PROBLEM DESCRIPTION
Look through the records below and give the number of lines holding the string "words", nothing more.

[Records from a dataset]
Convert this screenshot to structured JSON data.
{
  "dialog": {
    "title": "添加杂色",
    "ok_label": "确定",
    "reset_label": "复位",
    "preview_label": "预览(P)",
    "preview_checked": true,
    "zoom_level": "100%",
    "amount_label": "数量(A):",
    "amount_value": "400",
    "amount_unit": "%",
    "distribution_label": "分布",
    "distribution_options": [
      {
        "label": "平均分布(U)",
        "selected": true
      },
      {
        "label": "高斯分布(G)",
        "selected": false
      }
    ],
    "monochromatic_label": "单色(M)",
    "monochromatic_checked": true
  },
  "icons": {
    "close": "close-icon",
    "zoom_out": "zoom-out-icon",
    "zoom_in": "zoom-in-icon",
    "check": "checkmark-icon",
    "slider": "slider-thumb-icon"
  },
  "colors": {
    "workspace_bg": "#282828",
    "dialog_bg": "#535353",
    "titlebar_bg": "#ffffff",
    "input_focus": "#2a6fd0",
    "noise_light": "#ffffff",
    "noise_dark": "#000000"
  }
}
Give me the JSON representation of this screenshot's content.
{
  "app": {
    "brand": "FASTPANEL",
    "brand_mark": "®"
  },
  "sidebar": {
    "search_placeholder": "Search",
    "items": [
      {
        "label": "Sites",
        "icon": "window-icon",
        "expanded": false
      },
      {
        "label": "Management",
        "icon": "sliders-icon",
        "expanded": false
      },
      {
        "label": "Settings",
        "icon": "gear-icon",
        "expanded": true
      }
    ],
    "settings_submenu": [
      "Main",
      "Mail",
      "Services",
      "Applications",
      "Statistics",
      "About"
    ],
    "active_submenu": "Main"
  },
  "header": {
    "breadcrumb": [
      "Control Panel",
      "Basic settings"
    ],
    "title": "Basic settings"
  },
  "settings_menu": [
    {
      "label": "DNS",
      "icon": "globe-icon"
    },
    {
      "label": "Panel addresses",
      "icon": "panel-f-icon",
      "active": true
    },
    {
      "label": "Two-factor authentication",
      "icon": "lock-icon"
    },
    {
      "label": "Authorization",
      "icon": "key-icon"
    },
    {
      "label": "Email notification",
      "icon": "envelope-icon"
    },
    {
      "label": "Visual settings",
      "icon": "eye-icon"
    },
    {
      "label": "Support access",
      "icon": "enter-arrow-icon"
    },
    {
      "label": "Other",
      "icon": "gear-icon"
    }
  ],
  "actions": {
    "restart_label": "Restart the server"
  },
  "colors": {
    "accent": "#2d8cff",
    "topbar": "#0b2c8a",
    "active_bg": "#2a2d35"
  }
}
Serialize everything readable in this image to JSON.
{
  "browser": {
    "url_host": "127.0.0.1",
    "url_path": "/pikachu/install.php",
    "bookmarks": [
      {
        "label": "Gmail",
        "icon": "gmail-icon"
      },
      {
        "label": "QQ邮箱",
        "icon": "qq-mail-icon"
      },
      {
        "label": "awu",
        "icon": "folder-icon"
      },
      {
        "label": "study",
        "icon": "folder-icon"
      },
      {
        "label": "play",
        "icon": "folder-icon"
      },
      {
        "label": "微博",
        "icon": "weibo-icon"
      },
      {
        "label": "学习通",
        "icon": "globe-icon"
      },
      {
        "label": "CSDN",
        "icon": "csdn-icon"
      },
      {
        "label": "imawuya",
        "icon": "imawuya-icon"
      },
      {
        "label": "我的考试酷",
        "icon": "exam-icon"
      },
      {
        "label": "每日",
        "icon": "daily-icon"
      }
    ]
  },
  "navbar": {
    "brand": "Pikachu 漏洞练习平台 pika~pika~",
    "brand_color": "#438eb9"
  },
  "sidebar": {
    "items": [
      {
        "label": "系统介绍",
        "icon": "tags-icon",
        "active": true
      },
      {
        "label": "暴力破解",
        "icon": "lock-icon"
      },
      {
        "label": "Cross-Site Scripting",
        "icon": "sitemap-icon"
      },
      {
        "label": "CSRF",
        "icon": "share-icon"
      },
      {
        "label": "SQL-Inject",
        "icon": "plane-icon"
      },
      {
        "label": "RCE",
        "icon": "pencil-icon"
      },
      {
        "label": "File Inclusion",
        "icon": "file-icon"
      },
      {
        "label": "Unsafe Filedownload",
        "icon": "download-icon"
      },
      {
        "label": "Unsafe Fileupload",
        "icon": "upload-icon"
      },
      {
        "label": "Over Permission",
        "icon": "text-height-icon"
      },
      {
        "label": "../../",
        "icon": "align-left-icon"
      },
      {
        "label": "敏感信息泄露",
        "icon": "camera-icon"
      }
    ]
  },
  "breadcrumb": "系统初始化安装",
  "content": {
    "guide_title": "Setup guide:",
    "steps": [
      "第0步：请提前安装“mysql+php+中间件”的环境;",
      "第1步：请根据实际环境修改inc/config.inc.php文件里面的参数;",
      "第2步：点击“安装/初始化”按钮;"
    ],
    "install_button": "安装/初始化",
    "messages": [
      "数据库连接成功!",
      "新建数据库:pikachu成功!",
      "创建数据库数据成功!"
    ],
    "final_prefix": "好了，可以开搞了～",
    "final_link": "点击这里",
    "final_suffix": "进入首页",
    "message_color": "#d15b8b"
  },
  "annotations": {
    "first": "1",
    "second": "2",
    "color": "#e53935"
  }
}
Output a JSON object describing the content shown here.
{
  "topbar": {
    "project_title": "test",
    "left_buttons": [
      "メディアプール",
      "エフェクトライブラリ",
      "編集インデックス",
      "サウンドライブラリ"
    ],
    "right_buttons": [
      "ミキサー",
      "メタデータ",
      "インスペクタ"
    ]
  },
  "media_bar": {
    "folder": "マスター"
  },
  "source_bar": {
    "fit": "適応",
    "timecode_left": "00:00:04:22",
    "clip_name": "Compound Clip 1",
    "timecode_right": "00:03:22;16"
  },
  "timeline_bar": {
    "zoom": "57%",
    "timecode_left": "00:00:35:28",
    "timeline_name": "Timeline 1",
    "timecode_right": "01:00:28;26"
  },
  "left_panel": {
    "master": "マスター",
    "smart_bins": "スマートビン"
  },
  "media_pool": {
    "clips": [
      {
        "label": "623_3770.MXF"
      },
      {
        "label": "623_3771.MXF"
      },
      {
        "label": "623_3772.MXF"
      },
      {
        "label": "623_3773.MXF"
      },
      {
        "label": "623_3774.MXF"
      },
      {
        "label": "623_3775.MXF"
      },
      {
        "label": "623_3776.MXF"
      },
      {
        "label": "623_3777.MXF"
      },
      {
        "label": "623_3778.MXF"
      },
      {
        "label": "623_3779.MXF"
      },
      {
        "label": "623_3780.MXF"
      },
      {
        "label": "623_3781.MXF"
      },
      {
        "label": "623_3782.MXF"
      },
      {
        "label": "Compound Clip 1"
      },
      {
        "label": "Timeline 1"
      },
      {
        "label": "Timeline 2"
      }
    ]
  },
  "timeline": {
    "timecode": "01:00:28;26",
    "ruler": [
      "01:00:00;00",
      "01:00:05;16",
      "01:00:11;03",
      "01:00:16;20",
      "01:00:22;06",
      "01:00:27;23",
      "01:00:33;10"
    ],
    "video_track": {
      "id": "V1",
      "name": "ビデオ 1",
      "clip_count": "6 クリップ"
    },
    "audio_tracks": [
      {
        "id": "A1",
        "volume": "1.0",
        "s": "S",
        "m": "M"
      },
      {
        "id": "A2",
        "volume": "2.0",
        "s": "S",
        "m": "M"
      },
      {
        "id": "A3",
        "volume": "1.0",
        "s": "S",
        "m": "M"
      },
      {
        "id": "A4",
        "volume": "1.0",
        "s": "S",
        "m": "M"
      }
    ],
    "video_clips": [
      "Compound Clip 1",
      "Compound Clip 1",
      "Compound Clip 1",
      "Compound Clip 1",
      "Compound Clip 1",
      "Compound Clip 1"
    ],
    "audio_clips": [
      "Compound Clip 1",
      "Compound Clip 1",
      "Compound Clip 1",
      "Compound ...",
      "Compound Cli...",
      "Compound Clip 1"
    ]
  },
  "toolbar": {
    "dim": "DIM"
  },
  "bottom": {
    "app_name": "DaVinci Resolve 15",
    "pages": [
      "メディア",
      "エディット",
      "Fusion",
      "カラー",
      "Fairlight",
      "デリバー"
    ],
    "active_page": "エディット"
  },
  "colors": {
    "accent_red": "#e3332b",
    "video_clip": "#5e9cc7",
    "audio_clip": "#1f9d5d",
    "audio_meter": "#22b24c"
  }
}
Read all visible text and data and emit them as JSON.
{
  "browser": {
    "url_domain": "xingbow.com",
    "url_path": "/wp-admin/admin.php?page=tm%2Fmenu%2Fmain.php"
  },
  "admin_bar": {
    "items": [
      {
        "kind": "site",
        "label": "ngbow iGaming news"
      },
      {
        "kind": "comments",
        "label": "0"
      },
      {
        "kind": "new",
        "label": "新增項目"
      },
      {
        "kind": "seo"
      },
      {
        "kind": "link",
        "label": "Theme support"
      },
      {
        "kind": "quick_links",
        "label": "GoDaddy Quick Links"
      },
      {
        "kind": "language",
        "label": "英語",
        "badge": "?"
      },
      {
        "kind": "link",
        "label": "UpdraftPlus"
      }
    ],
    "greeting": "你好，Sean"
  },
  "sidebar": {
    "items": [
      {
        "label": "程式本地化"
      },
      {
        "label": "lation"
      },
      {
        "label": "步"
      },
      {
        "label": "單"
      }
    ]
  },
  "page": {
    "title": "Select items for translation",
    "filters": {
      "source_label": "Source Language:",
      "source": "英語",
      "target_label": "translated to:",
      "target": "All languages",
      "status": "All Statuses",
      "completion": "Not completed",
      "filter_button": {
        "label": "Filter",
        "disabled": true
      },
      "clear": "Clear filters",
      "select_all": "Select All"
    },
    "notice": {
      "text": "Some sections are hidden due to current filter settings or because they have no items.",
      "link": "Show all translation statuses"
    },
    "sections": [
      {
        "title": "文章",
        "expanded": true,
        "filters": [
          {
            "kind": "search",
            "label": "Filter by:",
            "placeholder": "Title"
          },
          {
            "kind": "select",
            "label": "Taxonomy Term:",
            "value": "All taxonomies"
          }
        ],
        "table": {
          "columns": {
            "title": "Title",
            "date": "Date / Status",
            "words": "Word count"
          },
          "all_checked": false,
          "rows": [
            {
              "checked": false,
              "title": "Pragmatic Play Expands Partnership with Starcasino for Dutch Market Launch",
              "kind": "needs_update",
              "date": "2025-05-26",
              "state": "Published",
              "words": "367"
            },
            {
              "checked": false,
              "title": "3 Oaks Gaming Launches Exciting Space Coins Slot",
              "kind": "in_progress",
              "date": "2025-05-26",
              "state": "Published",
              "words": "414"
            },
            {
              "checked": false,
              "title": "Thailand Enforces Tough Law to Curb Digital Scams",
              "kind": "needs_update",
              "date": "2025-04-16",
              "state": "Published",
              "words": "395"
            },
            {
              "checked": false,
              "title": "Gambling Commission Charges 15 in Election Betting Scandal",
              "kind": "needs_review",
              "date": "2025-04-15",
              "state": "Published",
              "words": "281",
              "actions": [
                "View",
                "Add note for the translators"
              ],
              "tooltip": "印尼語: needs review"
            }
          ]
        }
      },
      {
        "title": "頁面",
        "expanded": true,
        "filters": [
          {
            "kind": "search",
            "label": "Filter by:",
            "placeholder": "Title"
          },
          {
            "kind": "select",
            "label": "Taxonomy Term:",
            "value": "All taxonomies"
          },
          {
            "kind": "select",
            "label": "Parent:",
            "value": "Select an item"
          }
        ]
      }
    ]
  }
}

TASK OUTPUT
5